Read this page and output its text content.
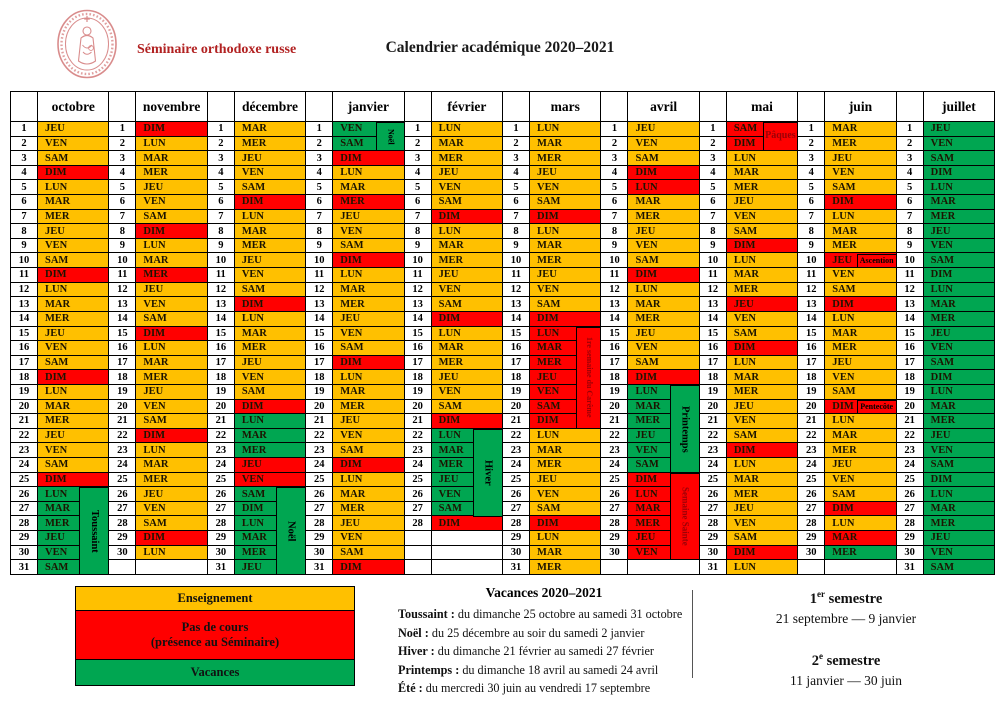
Séminaire orthodoxe russe	Calendrier académique 2020–2021
octobre
1
2
3
4
5
6
7
8
9
10
11
12
13
14
15
16
17
18
19
20
21
22
23
24
25
26
27
28
29
30
31
JEU
VEN
SAM
DIM
LUN
MAR
MER
JEU
VEN
SAM
DIM
LUN
MAR
MER
JEU
VEN
SAM
DIM
LUN
MAR
MER
JEU
VEN
SAM
DIM
LUN
MAR
MER
JEU
VEN
SAM
Toussaint
novembre
1
2
3
4
5
6
7
8
9
10
11
12
13
14
15
16
17
18
19
20
21
22
23
24
25
26
27
28
29
30
DIM
LUN
MAR
MER
JEU
VEN
SAM
DIM
LUN
MAR
MER
JEU
VEN
SAM
DIM
LUN
MAR
MER
JEU
VEN
SAM
DIM
LUN
MAR
MER
JEU
VEN
SAM
DIM
LUN
décembre
1
2
3
4
5
6
7
8
9
10
11
12
13
14
15
16
17
18
19
20
21
22
23
24
25
26
27
28
29
30
31
MAR
MER
JEU
VEN
SAM
DIM
LUN
MAR
MER
JEU
VEN
SAM
DIM
LUN
MAR
MER
JEU
VEN
SAM
DIM
LUN
MAR
MER
JEU
VEN
SAM
DIM
LUN
MAR
MER
JEU
Noël
janvier
1
2
3
4
5
6
7
8
9
10
11
12
13
14
15
16
17
18
19
20
21
22
23
24
25
26
27
28
29
30
31
VEN
SAM
DIM
LUN
MAR
MER
JEU
VEN
SAM
DIM
LUN
MAR
MER
JEU
VEN
SAM
DIM
LUN
MAR
MER
JEU
VEN
SAM
DIM
LUN
MAR
MER
JEU
VEN
SAM
DIM
Noël
février
1
2
3
4
5
6
7
8
9
10
11
12
13
14
15
16
17
18
19
20
21
22
23
24
25
26
27
28
LUN
MAR
MER
JEU
VEN
SAM
DIM
LUN
MAR
MER
JEU
VEN
SAM
DIM
LUN
MAR
MER
JEU
VEN
SAM
DIM
LUN
MAR
MER
JEU
VEN
SAM
DIM
Hiver
mars
1
2
3
4
5
6
7
8
9
10
11
12
13
14
15
16
17
18
19
20
21
22
23
24
25
26
27
28
29
30
31
LUN
MAR
MER
JEU
VEN
SAM
DIM
LUN
MAR
MER
JEU
VEN
SAM
DIM
LUN
MAR
MER
JEU
VEN
SAM
DIM
LUN
MAR
MER
JEU
VEN
SAM
DIM
LUN
MAR
MER
1re semaine du Carême
avril
1
2
3
4
5
6
7
8
9
10
11
12
13
14
15
16
17
18
19
20
21
22
23
24
25
26
27
28
29
30
JEU
VEN
SAM
DIM
LUN
MAR
MER
JEU
VEN
SAM
DIM
LUN
MAR
MER
JEU
VEN
SAM
DIM
LUN
MAR
MER
JEU
VEN
SAM
DIM
LUN
MAR
MER
JEU
VEN
Printemps
Semaine Sainte
mai
1
2
3
4
5
6
7
8
9
10
11
12
13
14
15
16
17
18
19
20
21
22
23
24
25
26
27
28
29
30
31
SAM
DIM
LUN
MAR
MER
JEU
VEN
SAM
DIM
LUN
MAR
MER
JEU
VEN
SAM
DIM
LUN
MAR
MER
JEU
VEN
SAM
DIM
LUN
MAR
MER
JEU
VEN
SAM
DIM
LUN
Pâques
juin
1
2
3
4
5
6
7
8
9
10
11
12
13
14
15
16
17
18
19
20
21
22
23
24
25
26
27
28
29
30
MAR
MER
JEU
VEN
SAM
DIM
LUN
MAR
MER
JEU
VEN
SAM
DIM
LUN
MAR
MER
JEU
VEN
SAM
DIM
LUN
MAR
MER
JEU
VEN
SAM
DIM
LUN
MAR
MER
Ascention
Pentecôte
juillet
1
2
3
4
5
6
7
8
9
10
11
12
13
14
15
16
17
18
19
20
21
22
23
24
25
26
27
28
29
30
31
JEU
VEN
SAM
DIM
LUN
MAR
MER
JEU
VEN
SAM
DIM
LUN
MAR
MER
JEU
VEN
SAM
DIM
LUN
MAR
MER
JEU
VEN
SAM
DIM
LUN
MAR
MER
JEU
VEN
SAM
Enseignement
Pas de cours
(présence au Séminaire)
Vacances
Vacances 2020–2021
Toussaint : du dimanche 25 octobre au samedi 31 octobre
Noël : du 25 décembre au soir du samedi 2 janvier
Hiver : du dimanche 21 février au samedi 27 février
Printemps : du dimanche 18 avril au samedi 24 avril
Été : du mercredi 30 juin au vendredi 17 septembre
1er semestre
21 septembre — 9 janvier
2e semestre
11 janvier — 30 juin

GOAL OF THE EXERCISE
Using the records above, pull out each line where the word "janvier" occurs.

RIGHT ANSWER
janvier
Noël : du 25 décembre au soir du samedi 2 janvier
21 septembre — 9 janvier
11 janvier — 30 juin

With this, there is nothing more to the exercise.